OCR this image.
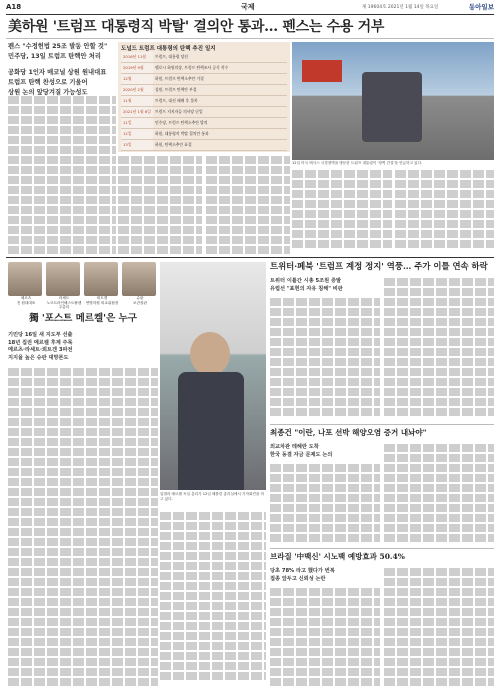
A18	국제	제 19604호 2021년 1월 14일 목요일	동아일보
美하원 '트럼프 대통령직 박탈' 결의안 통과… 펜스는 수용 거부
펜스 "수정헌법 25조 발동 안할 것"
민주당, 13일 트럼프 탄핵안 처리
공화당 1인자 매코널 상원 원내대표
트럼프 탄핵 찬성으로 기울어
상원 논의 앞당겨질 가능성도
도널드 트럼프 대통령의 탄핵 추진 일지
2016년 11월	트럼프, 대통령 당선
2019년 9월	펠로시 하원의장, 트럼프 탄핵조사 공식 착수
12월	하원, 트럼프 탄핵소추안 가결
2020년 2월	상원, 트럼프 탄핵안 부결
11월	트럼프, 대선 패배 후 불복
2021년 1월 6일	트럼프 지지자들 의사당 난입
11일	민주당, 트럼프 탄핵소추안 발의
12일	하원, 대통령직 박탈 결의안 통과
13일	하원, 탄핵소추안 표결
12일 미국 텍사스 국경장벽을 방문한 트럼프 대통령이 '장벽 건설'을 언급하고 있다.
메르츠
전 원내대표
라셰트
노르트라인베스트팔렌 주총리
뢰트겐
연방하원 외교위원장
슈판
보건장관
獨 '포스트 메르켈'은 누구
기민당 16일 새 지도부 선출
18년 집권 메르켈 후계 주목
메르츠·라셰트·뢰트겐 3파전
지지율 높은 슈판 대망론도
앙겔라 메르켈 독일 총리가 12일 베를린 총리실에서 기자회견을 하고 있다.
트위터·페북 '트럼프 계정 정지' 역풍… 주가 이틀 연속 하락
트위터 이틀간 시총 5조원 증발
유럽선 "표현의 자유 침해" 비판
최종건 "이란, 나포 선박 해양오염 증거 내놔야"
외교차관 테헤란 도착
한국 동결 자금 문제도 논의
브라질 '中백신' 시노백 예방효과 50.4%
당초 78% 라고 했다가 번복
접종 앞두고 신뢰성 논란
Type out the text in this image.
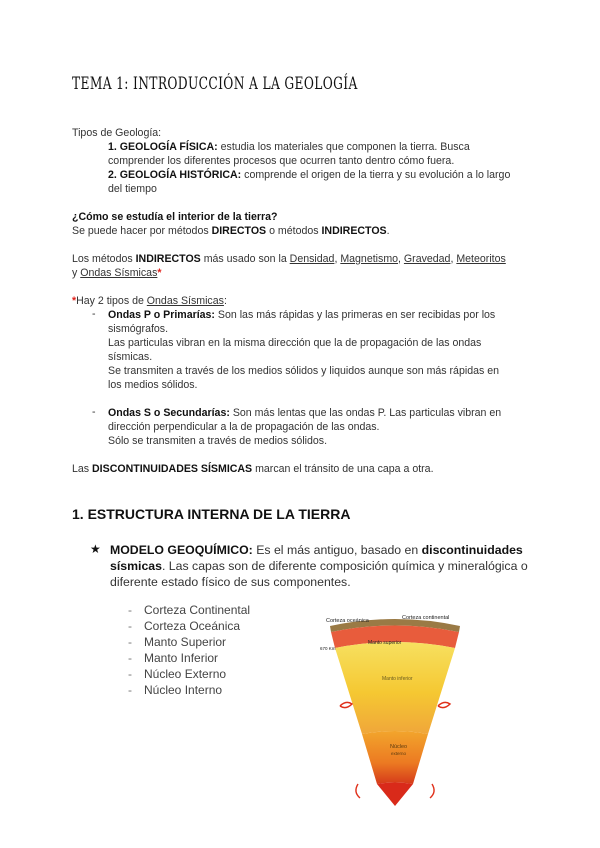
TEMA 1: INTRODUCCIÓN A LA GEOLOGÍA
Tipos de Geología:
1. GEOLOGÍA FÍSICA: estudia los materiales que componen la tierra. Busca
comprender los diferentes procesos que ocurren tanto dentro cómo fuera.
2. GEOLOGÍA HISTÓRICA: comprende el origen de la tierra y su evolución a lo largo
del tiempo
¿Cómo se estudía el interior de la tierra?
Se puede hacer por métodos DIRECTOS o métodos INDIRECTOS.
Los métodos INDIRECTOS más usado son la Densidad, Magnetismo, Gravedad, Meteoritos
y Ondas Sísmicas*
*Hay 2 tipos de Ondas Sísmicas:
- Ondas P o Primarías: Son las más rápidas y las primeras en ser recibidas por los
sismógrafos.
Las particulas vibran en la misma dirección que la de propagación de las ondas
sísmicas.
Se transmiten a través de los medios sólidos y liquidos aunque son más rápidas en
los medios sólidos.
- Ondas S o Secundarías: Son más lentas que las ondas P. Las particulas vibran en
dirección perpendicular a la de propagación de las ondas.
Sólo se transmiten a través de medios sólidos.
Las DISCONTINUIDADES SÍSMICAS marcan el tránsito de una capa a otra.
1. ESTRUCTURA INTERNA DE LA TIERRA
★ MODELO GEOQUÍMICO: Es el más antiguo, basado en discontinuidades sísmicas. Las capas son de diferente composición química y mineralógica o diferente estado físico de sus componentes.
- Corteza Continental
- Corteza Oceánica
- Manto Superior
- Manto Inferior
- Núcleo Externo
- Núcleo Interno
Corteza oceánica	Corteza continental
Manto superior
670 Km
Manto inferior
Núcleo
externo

---

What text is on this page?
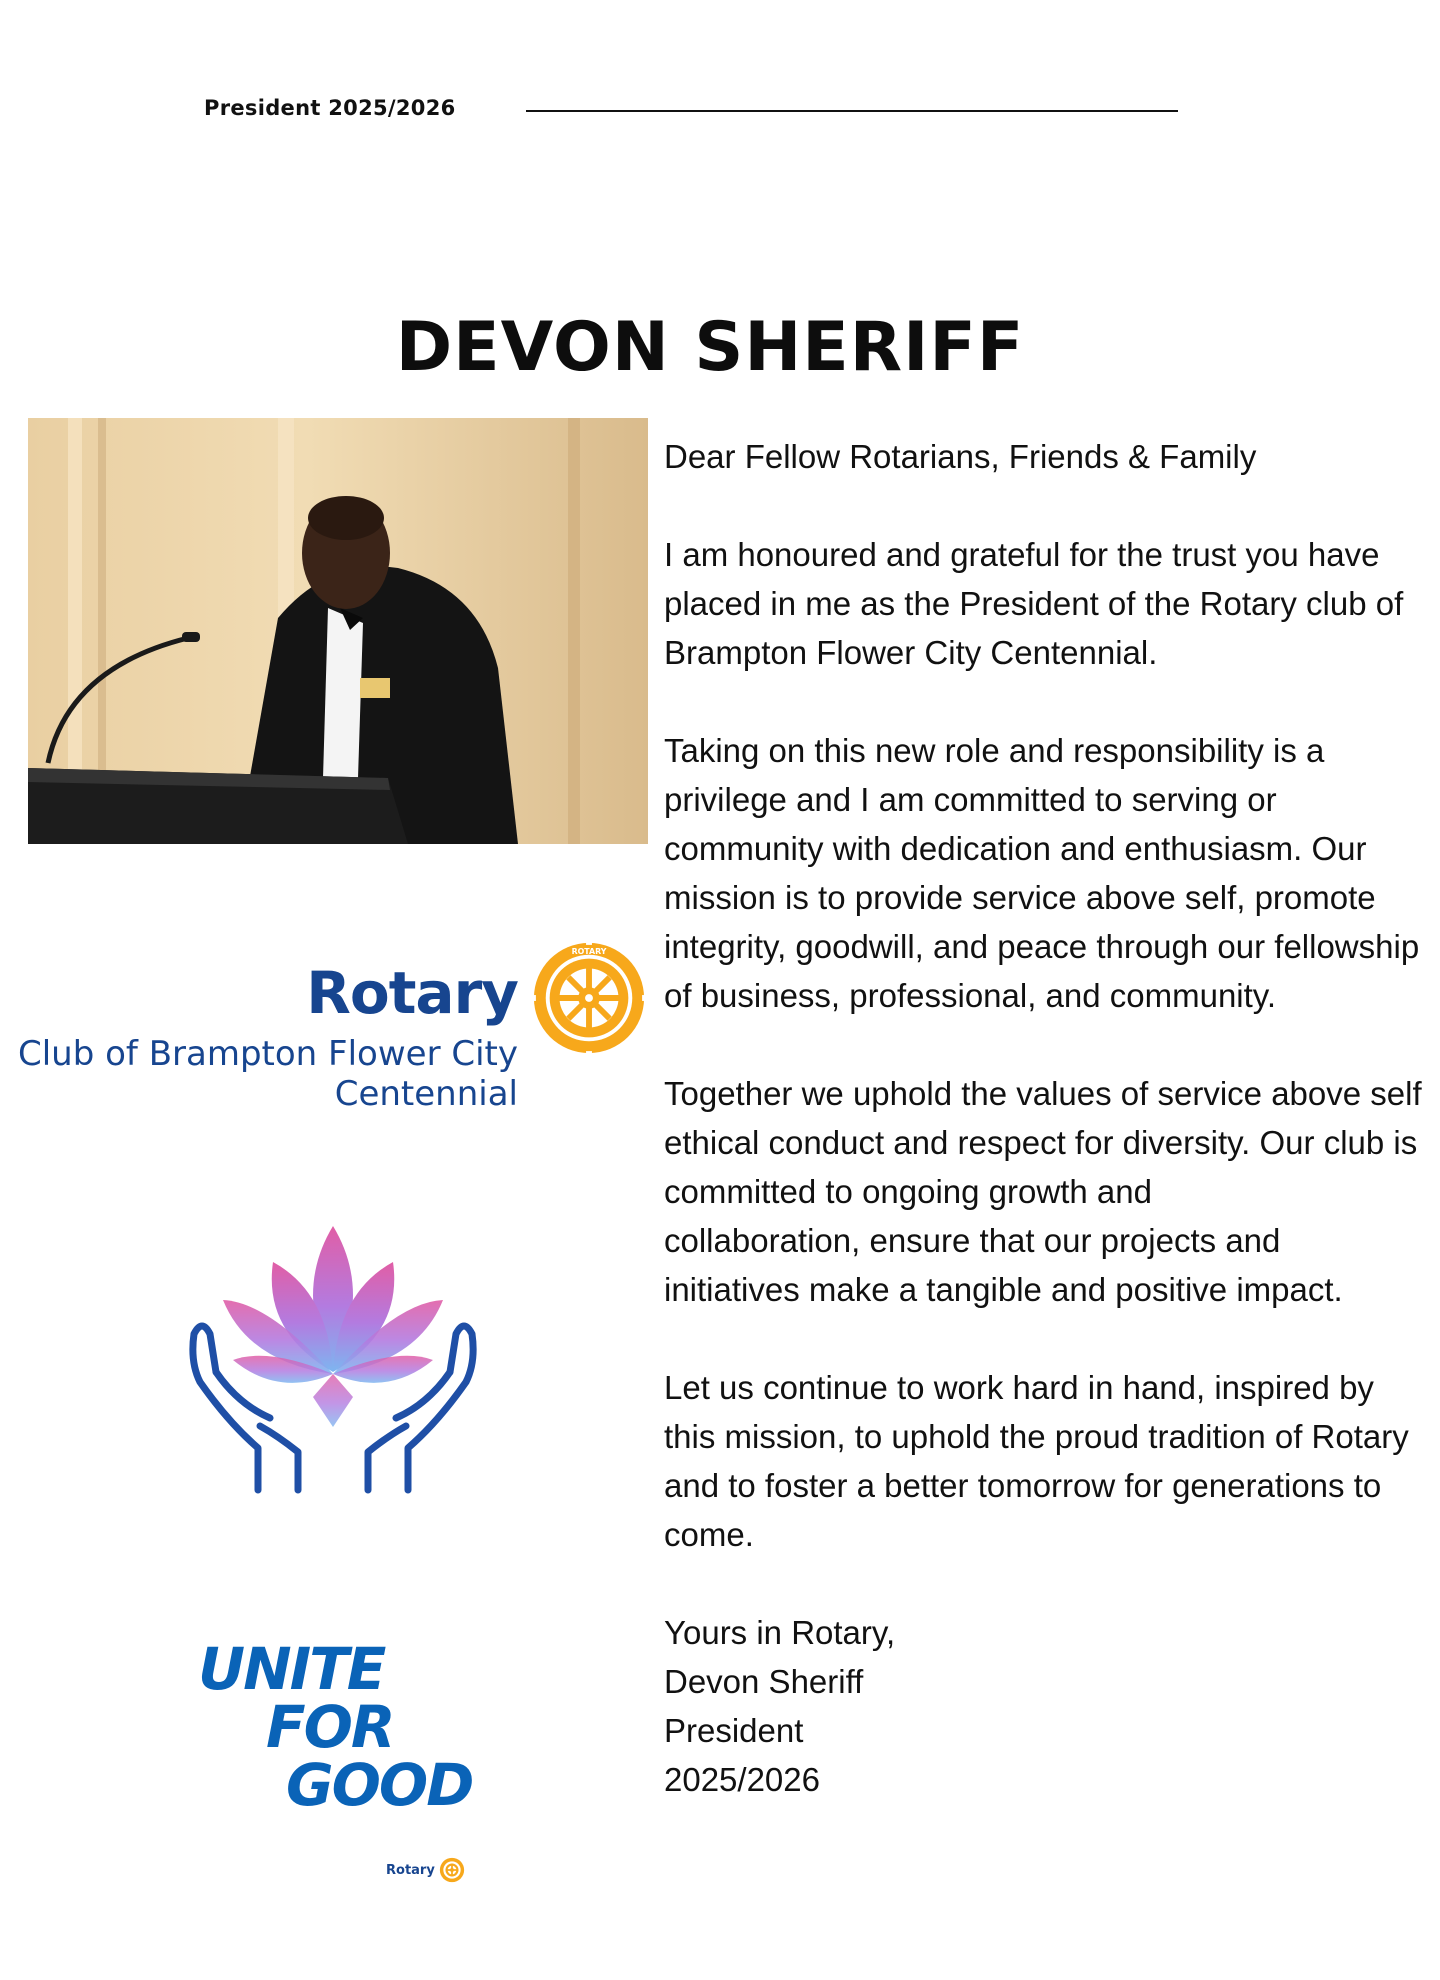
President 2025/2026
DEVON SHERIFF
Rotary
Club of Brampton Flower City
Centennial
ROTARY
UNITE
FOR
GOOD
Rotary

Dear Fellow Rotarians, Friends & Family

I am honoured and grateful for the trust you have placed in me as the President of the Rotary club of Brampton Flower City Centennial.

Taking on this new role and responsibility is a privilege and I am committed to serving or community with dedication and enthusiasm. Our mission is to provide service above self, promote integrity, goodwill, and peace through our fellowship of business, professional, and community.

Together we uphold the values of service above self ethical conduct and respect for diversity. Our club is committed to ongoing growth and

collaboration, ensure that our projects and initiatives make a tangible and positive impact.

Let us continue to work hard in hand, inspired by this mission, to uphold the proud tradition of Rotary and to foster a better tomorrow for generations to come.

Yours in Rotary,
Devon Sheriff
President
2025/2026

[Written instruction] Return all lines containing the word "transmiten".

[Output of the task]
Se transmiten a través de los medios sólidos y liquidos aunque son más rápidas en
Sólo se transmiten a través de medios sólidos.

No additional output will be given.